Goal —
Output every entry exactly as written, but omit the pictures.

(Saved entries)
▼▼▼
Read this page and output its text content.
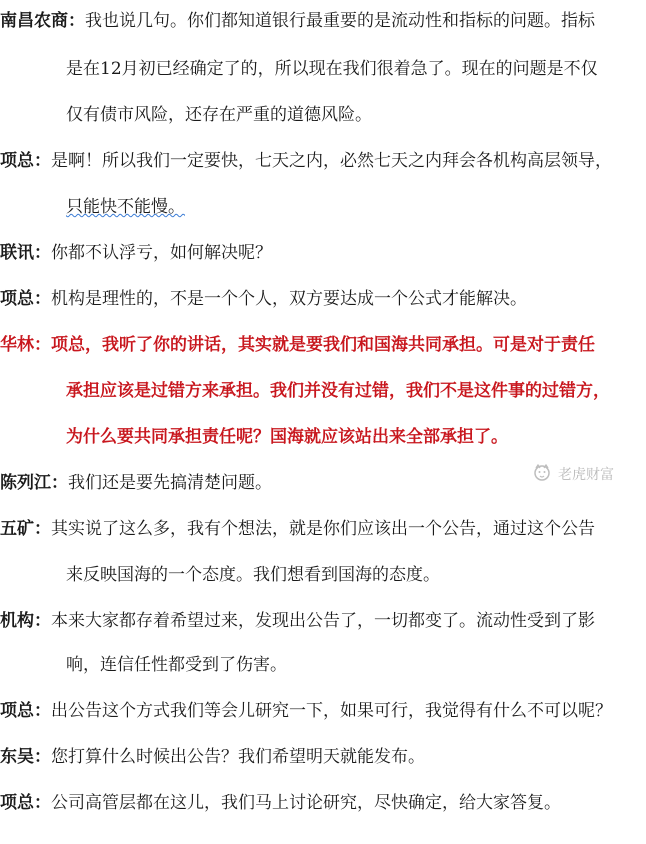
南昌农商：我也说几句。你们都知道银行最重要的是流动性和指标的问题。指标
是在12月初已经确定了的，所以现在我们很着急了。现在的问题是不仅
仅有债市风险，还存在严重的道德风险。
项总：是啊！所以我们一定要快，七天之内，必然七天之内拜会各机构高层领导，
只能快不能慢。
联讯：你都不认浮亏，如何解决呢？
项总：机构是理性的，不是一个个人，双方要达成一个公式才能解决。
华林：项总，我听了你的讲话，其实就是要我们和国海共同承担。可是对于责任
承担应该是过错方来承担。我们并没有过错，我们不是这件事的过错方，
为什么要共同承担责任呢？国海就应该站出来全部承担了。
陈列江：我们还是要先搞清楚问题。	老虎财富
五矿：其实说了这么多，我有个想法，就是你们应该出一个公告，通过这个公告
来反映国海的一个态度。我们想看到国海的态度。
机构：本来大家都存着希望过来，发现出公告了，一切都变了。流动性受到了影
响，连信任性都受到了伤害。
项总：出公告这个方式我们等会儿研究一下，如果可行，我觉得有什么不可以呢？
东吴：您打算什么时候出公告？我们希望明天就能发布。
项总：公司高管层都在这儿，我们马上讨论研究，尽快确定，给大家答复。
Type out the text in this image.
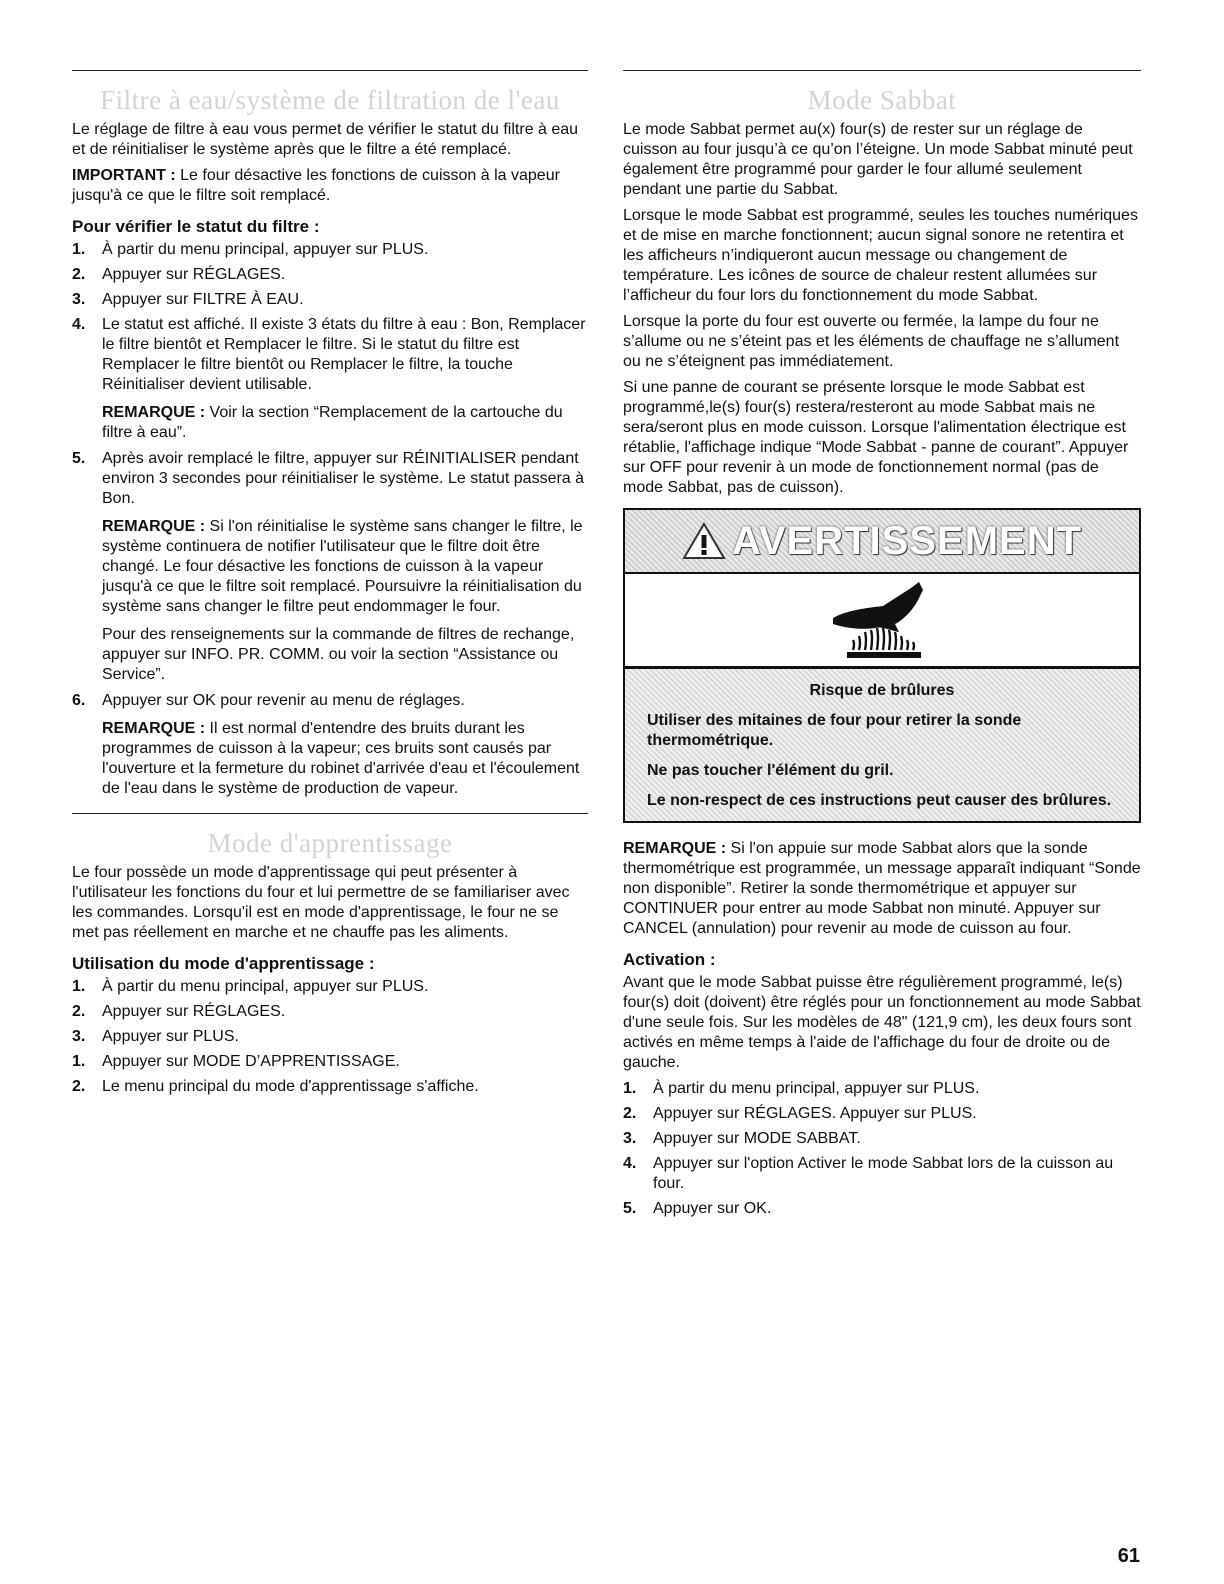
Filtre à eau/système de filtration de l'eau

Le réglage de filtre à eau vous permet de vérifier le statut du filtre à eau et de réinitialiser le système après que le filtre a été remplacé.

IMPORTANT : Le four désactive les fonctions de cuisson à la vapeur jusqu'à ce que le filtre soit remplacé.

Pour vérifier le statut du filtre :
1. À partir du menu principal, appuyer sur PLUS.
2. Appuyer sur RÉGLAGES.
3. Appuyer sur FILTRE À EAU.
4. Le statut est affiché. Il existe 3 états du filtre à eau : Bon, Remplacer le filtre bientôt et Remplacer le filtre. Si le statut du filtre est Remplacer le filtre bientôt ou Remplacer le filtre, la touche Réinitialiser devient utilisable.

REMARQUE : Voir la section “Remplacement de la cartouche du filtre à eau”.

5. Après avoir remplacé le filtre, appuyer sur RÉINITIALISER pendant environ 3 secondes pour réinitialiser le système. Le statut passera à Bon.

REMARQUE : Si l'on réinitialise le système sans changer le filtre, le système continuera de notifier l'utilisateur que le filtre doit être changé. Le four désactive les fonctions de cuisson à la vapeur jusqu'à ce que le filtre soit remplacé. Poursuivre la réinitialisation du système sans changer le filtre peut endommager le four.

Pour des renseignements sur la commande de filtres de rechange, appuyer sur INFO. PR. COMM. ou voir la section “Assistance ou Service”.

6. Appuyer sur OK pour revenir au menu de réglages.

REMARQUE : Il est normal d'entendre des bruits durant les programmes de cuisson à la vapeur; ces bruits sont causés par l'ouverture et la fermeture du robinet d'arrivée d'eau et l'écoulement de l'eau dans le système de production de vapeur.

Mode d'apprentissage

Le four possède un mode d'apprentissage qui peut présenter à l'utilisateur les fonctions du four et lui permettre de se familiariser avec les commandes. Lorsqu'il est en mode d'apprentissage, le four ne se met pas réellement en marche et ne chauffe pas les aliments.

Utilisation du mode d'apprentissage :
1. À partir du menu principal, appuyer sur PLUS.
2. Appuyer sur RÉGLAGES.
3. Appuyer sur PLUS.
1. Appuyer sur MODE D’APPRENTISSAGE.
2. Le menu principal du mode d'apprentissage s'affiche.
Mode Sabbat

Le mode Sabbat permet au(x) four(s) de rester sur un réglage de cuisson au four jusqu’à ce qu’on l’éteigne. Un mode Sabbat minuté peut également être programmé pour garder le four allumé seulement pendant une partie du Sabbat.

Lorsque le mode Sabbat est programmé, seules les touches numériques et de mise en marche fonctionnent; aucun signal sonore ne retentira et les afficheurs n’indiqueront aucun message ou changement de température. Les icônes de source de chaleur restent allumées sur l’afficheur du four lors du fonctionnement du mode Sabbat.

Lorsque la porte du four est ouverte ou fermée, la lampe du four ne s’allume ou ne s’éteint pas et les éléments de chauffage ne s’allument ou ne s’éteignent pas immédiatement.

Si une panne de courant se présente lorsque le mode Sabbat est programmé,le(s) four(s) restera/resteront au mode Sabbat mais ne sera/seront plus en mode cuisson. Lorsque l'alimentation électrique est rétablie, l'affichage indique “Mode Sabbat - panne de courant”. Appuyer sur OFF pour revenir à un mode de fonctionnement normal (pas de mode Sabbat, pas de cuisson).

AVERTISSEMENT

Risque de brûlures

Utiliser des mitaines de four pour retirer la sonde thermométrique.

Ne pas toucher l'élément du gril.

Le non-respect de ces instructions peut causer des brûlures.

REMARQUE : Si l'on appuie sur mode Sabbat alors que la sonde thermométrique est programmée, un message apparaît indiquant “Sonde non disponible”. Retirer la sonde thermométrique et appuyer sur CONTINUER pour entrer au mode Sabbat non minuté. Appuyer sur CANCEL (annulation) pour revenir au mode de cuisson au four.

Activation :

Avant que le mode Sabbat puisse être régulièrement programmé, le(s) four(s) doit (doivent) être réglés pour un fonctionnement au mode Sabbat d'une seule fois. Sur les modèles de 48" (121,9 cm), les deux fours sont activés en même temps à l'aide de l'affichage du four de droite ou de gauche.

1. À partir du menu principal, appuyer sur PLUS.
2. Appuyer sur RÉGLAGES. Appuyer sur PLUS.
3. Appuyer sur MODE SABBAT.
4. Appuyer sur l'option Activer le mode Sabbat lors de la cuisson au four.
5. Appuyer sur OK.
61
▲▲▲
Response —
Read this page and output its text content.
南昌农商：我也说几句。你们都知道银行最重要的是流动性和指标的问题。指标
是在12月初已经确定了的，所以现在我们很着急了。现在的问题是不仅
仅有债市风险，还存在严重的道德风险。
项总：是啊！所以我们一定要快，七天之内，必然七天之内拜会各机构高层领导，
只能快不能慢。
联讯：你都不认浮亏，如何解决呢？
项总：机构是理性的，不是一个个人，双方要达成一个公式才能解决。
华林：项总，我听了你的讲话，其实就是要我们和国海共同承担。可是对于责任
承担应该是过错方来承担。我们并没有过错，我们不是这件事的过错方，
为什么要共同承担责任呢？国海就应该站出来全部承担了。
陈列江：我们还是要先搞清楚问题。	老虎财富
五矿：其实说了这么多，我有个想法，就是你们应该出一个公告，通过这个公告
来反映国海的一个态度。我们想看到国海的态度。
机构：本来大家都存着希望过来，发现出公告了，一切都变了。流动性受到了影
响，连信任性都受到了伤害。
项总：出公告这个方式我们等会儿研究一下，如果可行，我觉得有什么不可以呢？
东吴：您打算什么时候出公告？我们希望明天就能发布。
项总：公司高管层都在这儿，我们马上讨论研究，尽快确定，给大家答复。
Type out the text in this image.
Filtre à eau/système de filtration de l'eau

Le réglage de filtre à eau vous permet de vérifier le statut du filtre à eau et de réinitialiser le système après que le filtre a été remplacé.

IMPORTANT : Le four désactive les fonctions de cuisson à la vapeur jusqu'à ce que le filtre soit remplacé.

Pour vérifier le statut du filtre :
1. À partir du menu principal, appuyer sur PLUS.
2. Appuyer sur RÉGLAGES.
3. Appuyer sur FILTRE À EAU.
4. Le statut est affiché. Il existe 3 états du filtre à eau : Bon, Remplacer le filtre bientôt et Remplacer le filtre. Si le statut du filtre est Remplacer le filtre bientôt ou Remplacer le filtre, la touche Réinitialiser devient utilisable.

REMARQUE : Voir la section “Remplacement de la cartouche du filtre à eau”.

5. Après avoir remplacé le filtre, appuyer sur RÉINITIALISER pendant environ 3 secondes pour réinitialiser le système. Le statut passera à Bon.

REMARQUE : Si l'on réinitialise le système sans changer le filtre, le système continuera de notifier l'utilisateur que le filtre doit être changé. Le four désactive les fonctions de cuisson à la vapeur jusqu'à ce que le filtre soit remplacé. Poursuivre la réinitialisation du système sans changer le filtre peut endommager le four.

Pour des renseignements sur la commande de filtres de rechange, appuyer sur INFO. PR. COMM. ou voir la section “Assistance ou Service”.

6. Appuyer sur OK pour revenir au menu de réglages.

REMARQUE : Il est normal d'entendre des bruits durant les programmes de cuisson à la vapeur; ces bruits sont causés par l'ouverture et la fermeture du robinet d'arrivée d'eau et l'écoulement de l'eau dans le système de production de vapeur.

Mode d'apprentissage

Le four possède un mode d'apprentissage qui peut présenter à l'utilisateur les fonctions du four et lui permettre de se familiariser avec les commandes. Lorsqu'il est en mode d'apprentissage, le four ne se met pas réellement en marche et ne chauffe pas les aliments.

Utilisation du mode d'apprentissage :
1. À partir du menu principal, appuyer sur PLUS.
2. Appuyer sur RÉGLAGES.
3. Appuyer sur PLUS.
1. Appuyer sur MODE D’APPRENTISSAGE.
2. Le menu principal du mode d'apprentissage s'affiche.
Mode Sabbat

Le mode Sabbat permet au(x) four(s) de rester sur un réglage de cuisson au four jusqu’à ce qu’on l’éteigne. Un mode Sabbat minuté peut également être programmé pour garder le four allumé seulement pendant une partie du Sabbat.

Lorsque le mode Sabbat est programmé, seules les touches numériques et de mise en marche fonctionnent; aucun signal sonore ne retentira et les afficheurs n’indiqueront aucun message ou changement de température. Les icônes de source de chaleur restent allumées sur l’afficheur du four lors du fonctionnement du mode Sabbat.

Lorsque la porte du four est ouverte ou fermée, la lampe du four ne s’allume ou ne s’éteint pas et les éléments de chauffage ne s’allument ou ne s’éteignent pas immédiatement.

Si une panne de courant se présente lorsque le mode Sabbat est programmé,le(s) four(s) restera/resteront au mode Sabbat mais ne sera/seront plus en mode cuisson. Lorsque l'alimentation électrique est rétablie, l'affichage indique “Mode Sabbat - panne de courant”. Appuyer sur OFF pour revenir à un mode de fonctionnement normal (pas de mode Sabbat, pas de cuisson).

AVERTISSEMENT

Risque de brûlures

Utiliser des mitaines de four pour retirer la sonde thermométrique.

Ne pas toucher l'élément du gril.

Le non-respect de ces instructions peut causer des brûlures.

REMARQUE : Si l'on appuie sur mode Sabbat alors que la sonde thermométrique est programmée, un message apparaît indiquant “Sonde non disponible”. Retirer la sonde thermométrique et appuyer sur CONTINUER pour entrer au mode Sabbat non minuté. Appuyer sur CANCEL (annulation) pour revenir au mode de cuisson au four.

Activation :

Avant que le mode Sabbat puisse être régulièrement programmé, le(s) four(s) doit (doivent) être réglés pour un fonctionnement au mode Sabbat d'une seule fois. Sur les modèles de 48" (121,9 cm), les deux fours sont activés en même temps à l'aide de l'affichage du four de droite ou de gauche.

1. À partir du menu principal, appuyer sur PLUS.
2. Appuyer sur RÉGLAGES. Appuyer sur PLUS.
3. Appuyer sur MODE SABBAT.
4. Appuyer sur l'option Activer le mode Sabbat lors de la cuisson au four.
5. Appuyer sur OK.
61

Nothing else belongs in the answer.